Exercise details: Please copy out, character for character, the lines of the material from the one containing "page-right-margin bbox=[578, 0, 600, 453]" through the one containing "123, 354, 232]", including both of those lines.

**** Task data ****

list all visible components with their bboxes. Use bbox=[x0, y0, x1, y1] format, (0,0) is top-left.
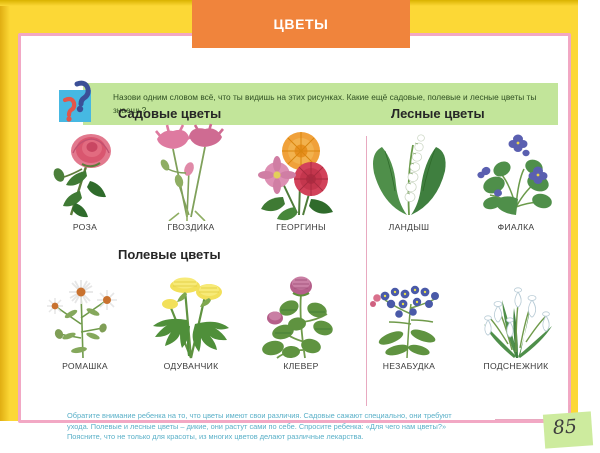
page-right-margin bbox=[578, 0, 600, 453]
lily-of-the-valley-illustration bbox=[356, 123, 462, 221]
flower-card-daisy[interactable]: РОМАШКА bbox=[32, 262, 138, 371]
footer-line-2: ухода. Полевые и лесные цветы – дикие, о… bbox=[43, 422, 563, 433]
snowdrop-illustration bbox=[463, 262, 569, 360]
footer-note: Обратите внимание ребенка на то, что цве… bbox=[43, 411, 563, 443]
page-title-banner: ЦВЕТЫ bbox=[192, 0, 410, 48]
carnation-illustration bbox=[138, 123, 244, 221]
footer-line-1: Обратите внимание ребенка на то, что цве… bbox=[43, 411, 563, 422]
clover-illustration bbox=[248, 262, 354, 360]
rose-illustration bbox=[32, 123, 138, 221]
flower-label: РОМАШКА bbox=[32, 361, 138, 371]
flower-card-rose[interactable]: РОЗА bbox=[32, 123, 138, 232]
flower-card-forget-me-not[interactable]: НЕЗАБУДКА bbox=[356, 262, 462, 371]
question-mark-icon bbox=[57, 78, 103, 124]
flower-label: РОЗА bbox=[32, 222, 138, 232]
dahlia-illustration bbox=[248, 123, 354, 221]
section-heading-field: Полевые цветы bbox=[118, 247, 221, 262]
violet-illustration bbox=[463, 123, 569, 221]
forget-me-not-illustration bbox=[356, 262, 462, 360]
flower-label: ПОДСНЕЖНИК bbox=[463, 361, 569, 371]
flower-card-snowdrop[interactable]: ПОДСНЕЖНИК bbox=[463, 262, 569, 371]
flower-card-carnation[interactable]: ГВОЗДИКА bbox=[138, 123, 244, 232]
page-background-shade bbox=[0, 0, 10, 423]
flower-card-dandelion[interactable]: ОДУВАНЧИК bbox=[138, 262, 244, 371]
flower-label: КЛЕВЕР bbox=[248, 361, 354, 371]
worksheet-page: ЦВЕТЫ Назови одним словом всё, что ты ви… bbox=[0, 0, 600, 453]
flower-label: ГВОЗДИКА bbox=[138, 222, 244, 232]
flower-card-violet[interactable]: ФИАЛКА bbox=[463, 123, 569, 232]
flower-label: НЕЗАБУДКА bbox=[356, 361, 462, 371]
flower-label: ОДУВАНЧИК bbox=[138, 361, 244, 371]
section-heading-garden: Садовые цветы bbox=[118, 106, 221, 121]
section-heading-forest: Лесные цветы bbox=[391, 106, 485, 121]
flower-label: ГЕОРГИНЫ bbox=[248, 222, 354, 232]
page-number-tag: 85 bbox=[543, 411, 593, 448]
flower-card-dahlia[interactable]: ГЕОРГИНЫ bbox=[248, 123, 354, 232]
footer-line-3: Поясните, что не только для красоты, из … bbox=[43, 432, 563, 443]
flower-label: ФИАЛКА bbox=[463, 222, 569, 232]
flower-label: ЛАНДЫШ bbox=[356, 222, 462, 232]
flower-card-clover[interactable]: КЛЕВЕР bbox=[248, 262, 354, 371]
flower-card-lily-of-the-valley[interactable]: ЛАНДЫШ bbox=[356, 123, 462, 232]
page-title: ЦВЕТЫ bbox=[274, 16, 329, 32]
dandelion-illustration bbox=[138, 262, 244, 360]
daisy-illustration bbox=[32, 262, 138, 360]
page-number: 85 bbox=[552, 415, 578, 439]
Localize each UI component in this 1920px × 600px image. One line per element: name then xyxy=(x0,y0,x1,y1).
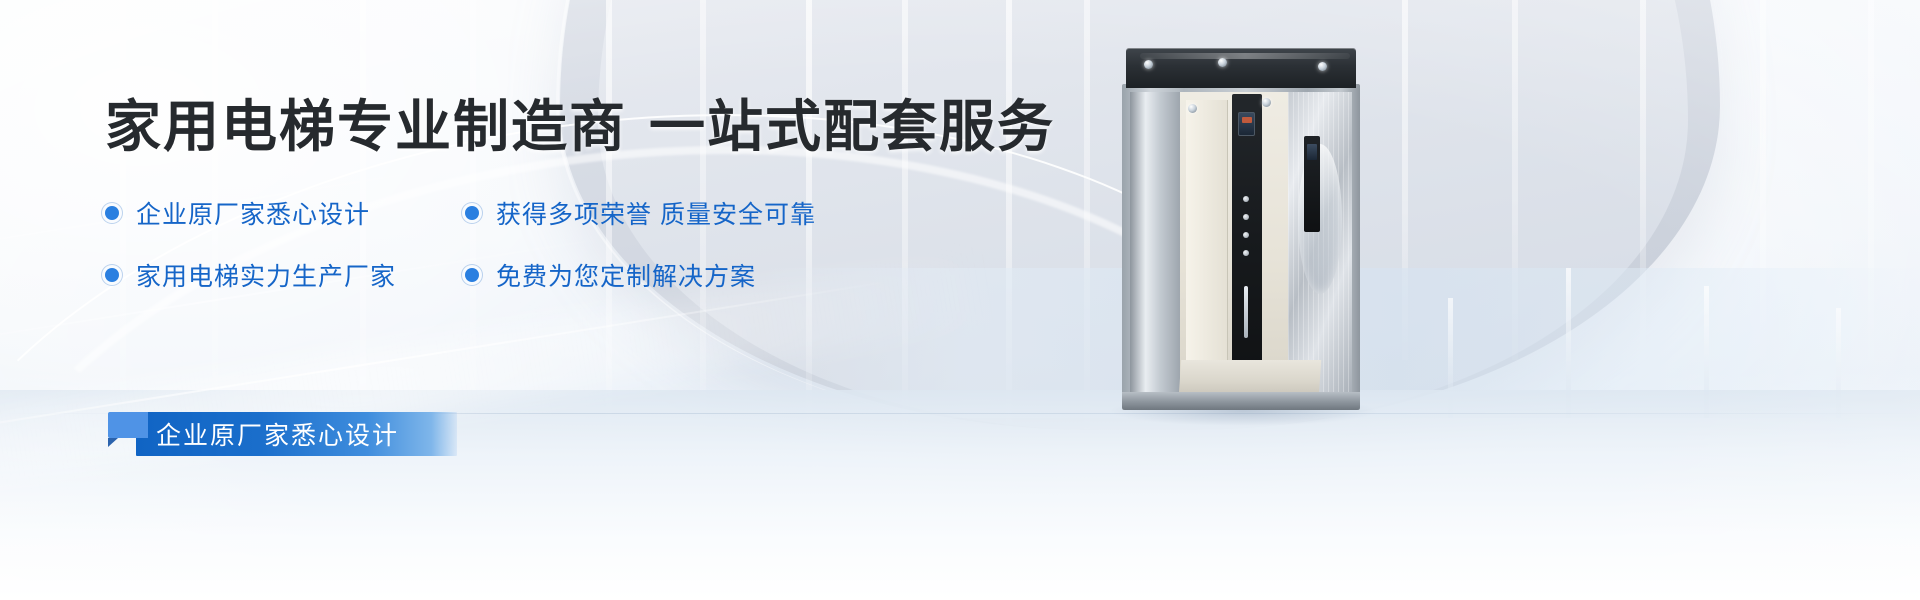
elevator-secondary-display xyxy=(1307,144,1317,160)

****

Solution for this task:
page-right-margin bbox=[578, 0, 600, 453]
lily-of-the-valley-illustration bbox=[356, 123, 462, 221]
flower-card-daisy[interactable]: РОМАШКА bbox=[32, 262, 138, 371]
footer-line-2: ухода. Полевые и лесные цветы – дикие, о… bbox=[43, 422, 563, 433]
snowdrop-illustration bbox=[463, 262, 569, 360]
footer-note: Обратите внимание ребенка на то, что цве… bbox=[43, 411, 563, 443]
page-title-banner: ЦВЕТЫ bbox=[192, 0, 410, 48]
carnation-illustration bbox=[138, 123, 244, 221]
footer-line-1: Обратите внимание ребенка на то, что цве… bbox=[43, 411, 563, 422]
clover-illustration bbox=[248, 262, 354, 360]
rose-illustration bbox=[32, 123, 138, 221]
flower-label: РОМАШКА bbox=[32, 361, 138, 371]
flower-card-rose[interactable]: РОЗА bbox=[32, 123, 138, 232]
flower-card-forget-me-not[interactable]: НЕЗАБУДКА bbox=[356, 262, 462, 371]
question-mark-icon bbox=[57, 78, 103, 124]
flower-label: РОЗА bbox=[32, 222, 138, 232]
dahlia-illustration bbox=[248, 123, 354, 221]
section-heading-field: Полевые цветы bbox=[118, 247, 221, 262]
violet-illustration bbox=[463, 123, 569, 221]
forget-me-not-illustration bbox=[356, 262, 462, 360]
flower-label: ПОДСНЕЖНИК bbox=[463, 361, 569, 371]
flower-card-snowdrop[interactable]: ПОДСНЕЖНИК bbox=[463, 262, 569, 371]
flower-card-carnation[interactable]: ГВОЗДИКА bbox=[138, 123, 244, 232]
page-background-shade bbox=[0, 0, 10, 423]
flower-card-dandelion[interactable]: ОДУВАНЧИК bbox=[138, 262, 244, 371]
flower-label: КЛЕВЕР bbox=[248, 361, 354, 371]
worksheet-page: ЦВЕТЫ Назови одним словом всё, что ты ви… bbox=[0, 0, 600, 453]
flower-label: ГВОЗДИКА bbox=[138, 222, 244, 232]
flower-card-violet[interactable]: ФИАЛКА bbox=[463, 123, 569, 232]
flower-label: НЕЗАБУДКА bbox=[356, 361, 462, 371]
flower-label: ОДУВАНЧИК bbox=[138, 361, 244, 371]
section-heading-garden: Садовые цветы bbox=[118, 106, 221, 121]
section-heading-forest: Лесные цветы bbox=[391, 106, 485, 121]
flower-label: ГЕОРГИНЫ bbox=[248, 222, 354, 232]
page-number-tag: 85 bbox=[543, 411, 593, 448]
flower-card-dahlia[interactable]: ГЕОРГИНЫ bbox=[248, 123, 354, 232]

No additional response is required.